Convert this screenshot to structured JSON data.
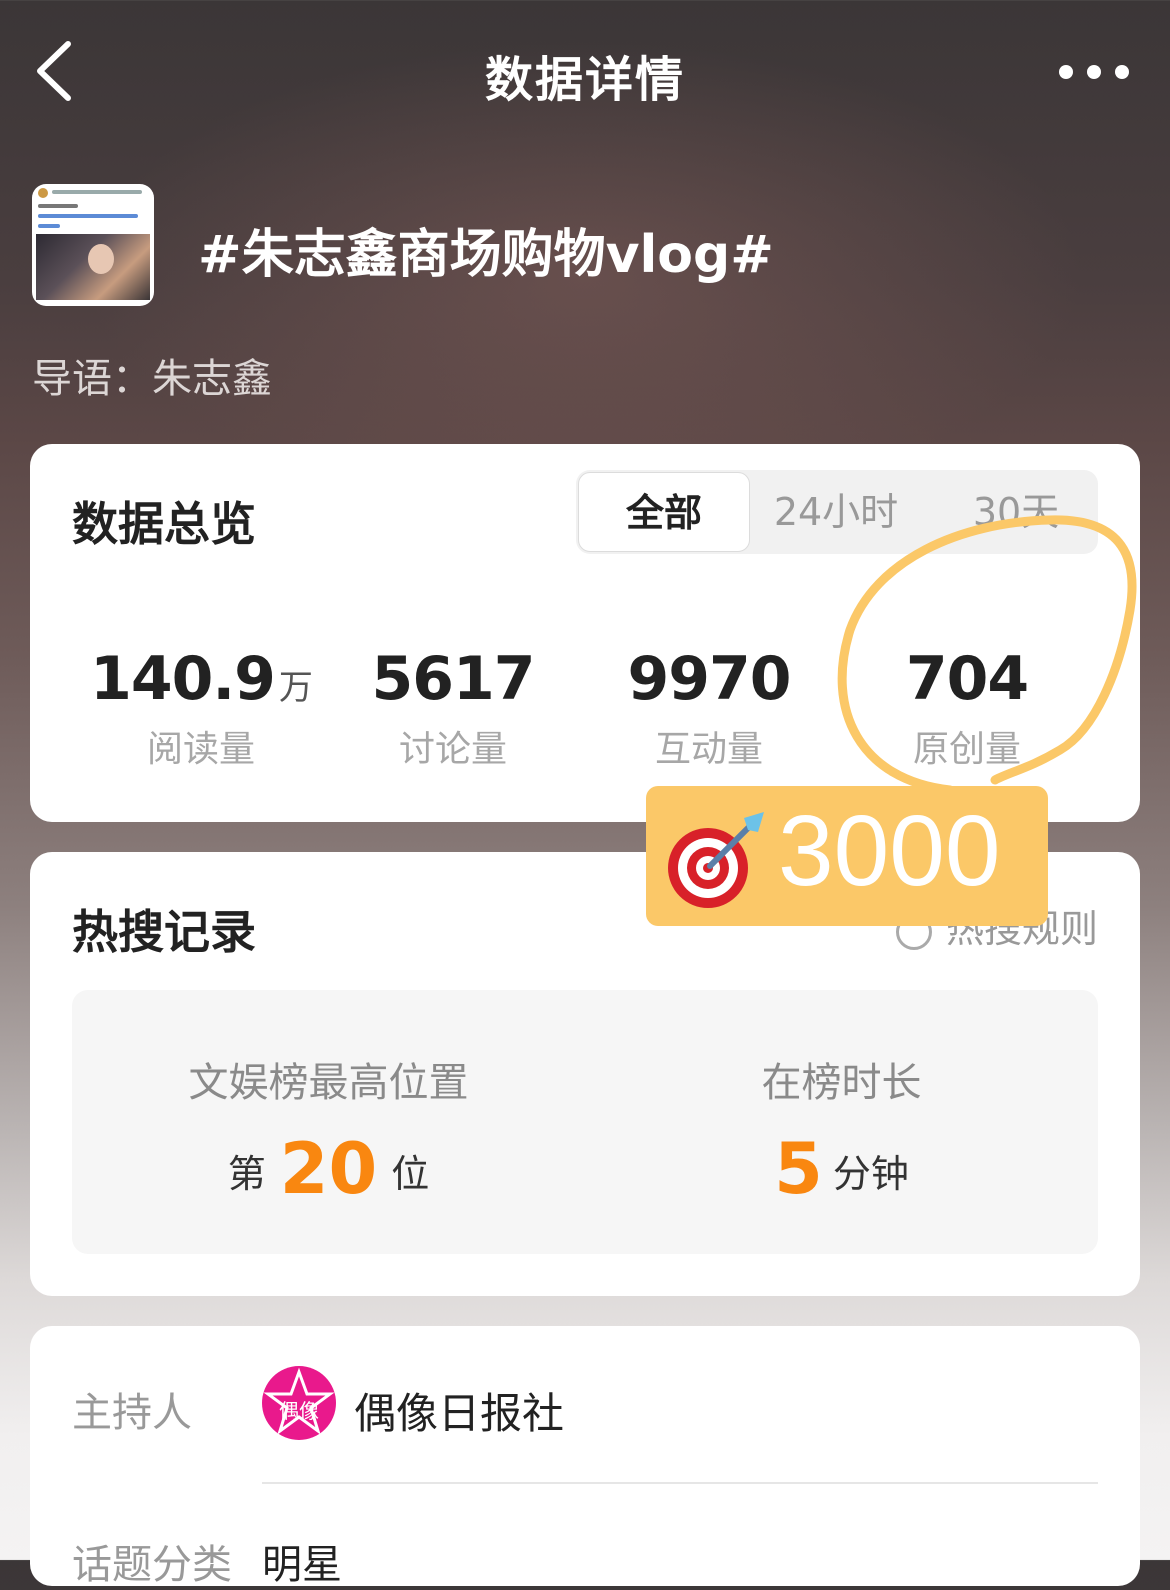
{
  "header": {
    "title": "数据详情"
  },
  "topic": {
    "title": "#朱志鑫商场购物vlog#",
    "intro": "导语：朱志鑫"
  },
  "overview": {
    "title": "数据总览",
    "tabs": [
      "全部",
      "24小时",
      "30天"
    ],
    "active_tab": "全部",
    "stats": [
      {
        "value": "140.9",
        "unit": "万",
        "label": "阅读量"
      },
      {
        "value": "5617",
        "unit": "",
        "label": "讨论量"
      },
      {
        "value": "9970",
        "unit": "",
        "label": "互动量"
      },
      {
        "value": "704",
        "unit": "",
        "label": "原创量"
      }
    ]
  },
  "hot_search": {
    "title": "热搜记录",
    "rule_link": "热搜规则",
    "best_position": {
      "label": "文娱榜最高位置",
      "prefix": "第",
      "value": "20",
      "suffix": "位"
    },
    "duration": {
      "label": "在榜时长",
      "value": "5",
      "suffix": "分钟"
    }
  },
  "info": {
    "host_label": "主持人",
    "host_avatar_text": "偶像",
    "host_name": "偶像日报社",
    "category_label": "话题分类",
    "category_value": "明星"
  },
  "annotation": {
    "sticker_text": "3000",
    "circle_color": "#fbc868",
    "sticker_color": "#fbc868"
  }
}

_SET PROBLEM_: Return the listing above unchanged, apart from dropping its pictures.

_RESPONSE BELOW_:
Convert this screenshot to structured JSON data.
{
  "header": {
    "title": "数据详情"
  },
  "topic": {
    "title": "#朱志鑫商场购物vlog#",
    "intro": "导语：朱志鑫"
  },
  "overview": {
    "title": "数据总览",
    "tabs": [
      "全部",
      "24小时",
      "30天"
    ],
    "active_tab": "全部",
    "stats": [
      {
        "value": "140.9",
        "unit": "万",
        "label": "阅读量"
      },
      {
        "value": "5617",
        "unit": "",
        "label": "讨论量"
      },
      {
        "value": "9970",
        "unit": "",
        "label": "互动量"
      },
      {
        "value": "704",
        "unit": "",
        "label": "原创量"
      }
    ]
  },
  "hot_search": {
    "title": "热搜记录",
    "rule_link": "热搜规则",
    "best_position": {
      "label": "文娱榜最高位置",
      "prefix": "第",
      "value": "20",
      "suffix": "位"
    },
    "duration": {
      "label": "在榜时长",
      "value": "5",
      "suffix": "分钟"
    }
  },
  "info": {
    "host_label": "主持人",
    "host_avatar_text": "偶像",
    "host_name": "偶像日报社",
    "category_label": "话题分类",
    "category_value": "明星"
  },
  "annotation": {
    "sticker_text": "3000",
    "circle_color": "#fbc868",
    "sticker_color": "#fbc868"
  }
}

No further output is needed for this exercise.